Records from a data source
§

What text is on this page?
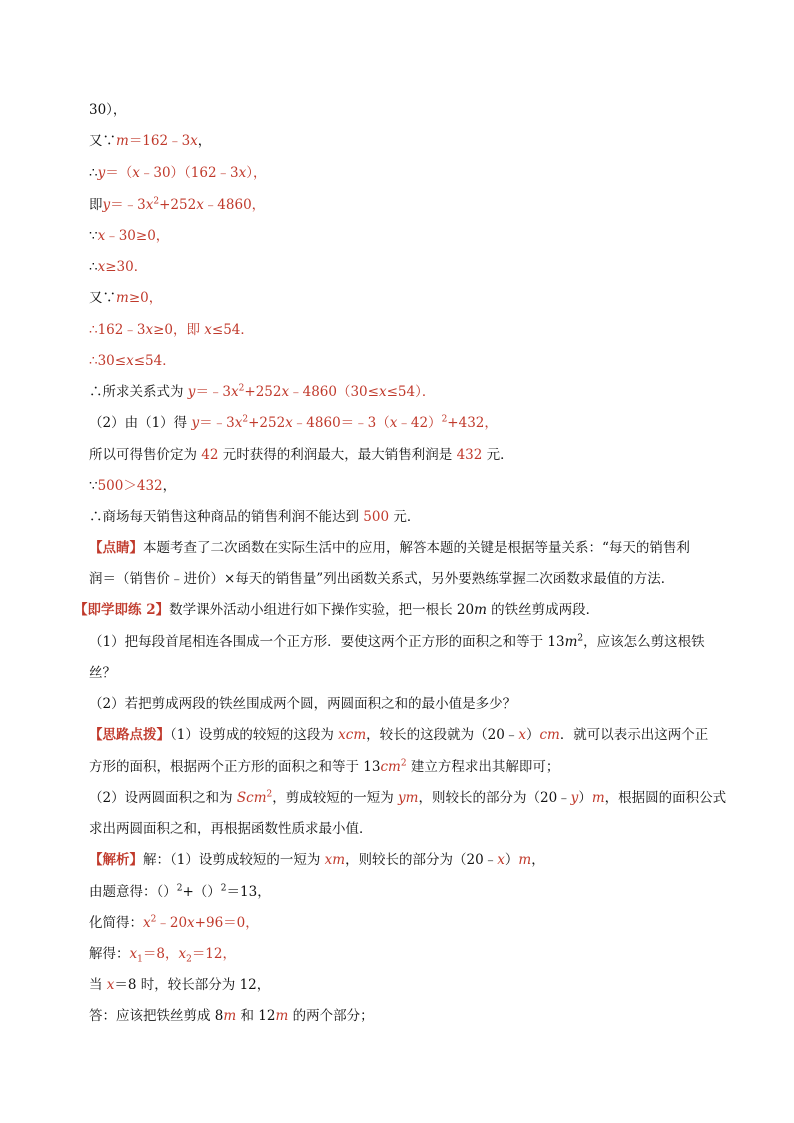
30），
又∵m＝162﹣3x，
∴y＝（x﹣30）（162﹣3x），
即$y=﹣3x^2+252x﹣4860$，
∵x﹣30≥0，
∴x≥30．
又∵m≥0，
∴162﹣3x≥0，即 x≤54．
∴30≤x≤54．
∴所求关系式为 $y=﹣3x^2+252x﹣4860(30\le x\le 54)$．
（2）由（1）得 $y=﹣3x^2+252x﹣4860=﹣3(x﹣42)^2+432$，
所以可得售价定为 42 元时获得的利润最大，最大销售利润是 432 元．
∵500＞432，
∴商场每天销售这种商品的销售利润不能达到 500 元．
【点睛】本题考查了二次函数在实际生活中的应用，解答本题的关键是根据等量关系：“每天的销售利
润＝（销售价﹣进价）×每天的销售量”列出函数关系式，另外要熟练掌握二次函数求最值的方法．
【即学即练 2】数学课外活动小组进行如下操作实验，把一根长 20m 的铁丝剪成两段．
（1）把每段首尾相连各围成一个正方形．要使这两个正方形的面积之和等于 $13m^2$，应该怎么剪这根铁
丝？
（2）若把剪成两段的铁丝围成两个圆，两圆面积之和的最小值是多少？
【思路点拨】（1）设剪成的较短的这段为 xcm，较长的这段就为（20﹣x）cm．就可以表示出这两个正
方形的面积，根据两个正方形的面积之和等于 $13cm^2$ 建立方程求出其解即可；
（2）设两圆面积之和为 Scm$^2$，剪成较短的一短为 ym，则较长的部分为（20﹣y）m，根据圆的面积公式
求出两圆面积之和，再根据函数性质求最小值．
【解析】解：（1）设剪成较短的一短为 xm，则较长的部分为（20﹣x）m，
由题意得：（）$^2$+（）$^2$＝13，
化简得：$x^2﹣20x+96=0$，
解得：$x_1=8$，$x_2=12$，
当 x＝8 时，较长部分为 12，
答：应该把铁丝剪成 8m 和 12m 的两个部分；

§

# Problem description:
Ignore the images and quote every line of the listing exactly.

# Task result:
What text is on this page?
30），
又∵m＝162﹣3x，
∴y＝（x﹣30）（162﹣3x），
即$y=﹣3x^2+252x﹣4860$，
∵x﹣30≥0，
∴x≥30．
又∵m≥0，
∴162﹣3x≥0，即 x≤54．
∴30≤x≤54．
∴所求关系式为 $y=﹣3x^2+252x﹣4860(30\le x\le 54)$．
（2）由（1）得 $y=﹣3x^2+252x﹣4860=﹣3(x﹣42)^2+432$，
所以可得售价定为 42 元时获得的利润最大，最大销售利润是 432 元．
∵500＞432，
∴商场每天销售这种商品的销售利润不能达到 500 元．
【点睛】本题考查了二次函数在实际生活中的应用，解答本题的关键是根据等量关系：“每天的销售利
润＝（销售价﹣进价）×每天的销售量”列出函数关系式，另外要熟练掌握二次函数求最值的方法．
【即学即练 2】数学课外活动小组进行如下操作实验，把一根长 20m 的铁丝剪成两段．
（1）把每段首尾相连各围成一个正方形．要使这两个正方形的面积之和等于 $13m^2$，应该怎么剪这根铁
丝？
（2）若把剪成两段的铁丝围成两个圆，两圆面积之和的最小值是多少？
【思路点拨】（1）设剪成的较短的这段为 xcm，较长的这段就为（20﹣x）cm．就可以表示出这两个正
方形的面积，根据两个正方形的面积之和等于 $13cm^2$ 建立方程求出其解即可；
（2）设两圆面积之和为 Scm$^2$，剪成较短的一短为 ym，则较长的部分为（20﹣y）m，根据圆的面积公式
求出两圆面积之和，再根据函数性质求最小值．
【解析】解：（1）设剪成较短的一短为 xm，则较长的部分为（20﹣x）m，
由题意得：（）$^2$+（）$^2$＝13，
化简得：$x^2﹣20x+96=0$，
解得：$x_1=8$，$x_2=12$，
当 x＝8 时，较长部分为 12，
答：应该把铁丝剪成 8m 和 12m 的两个部分；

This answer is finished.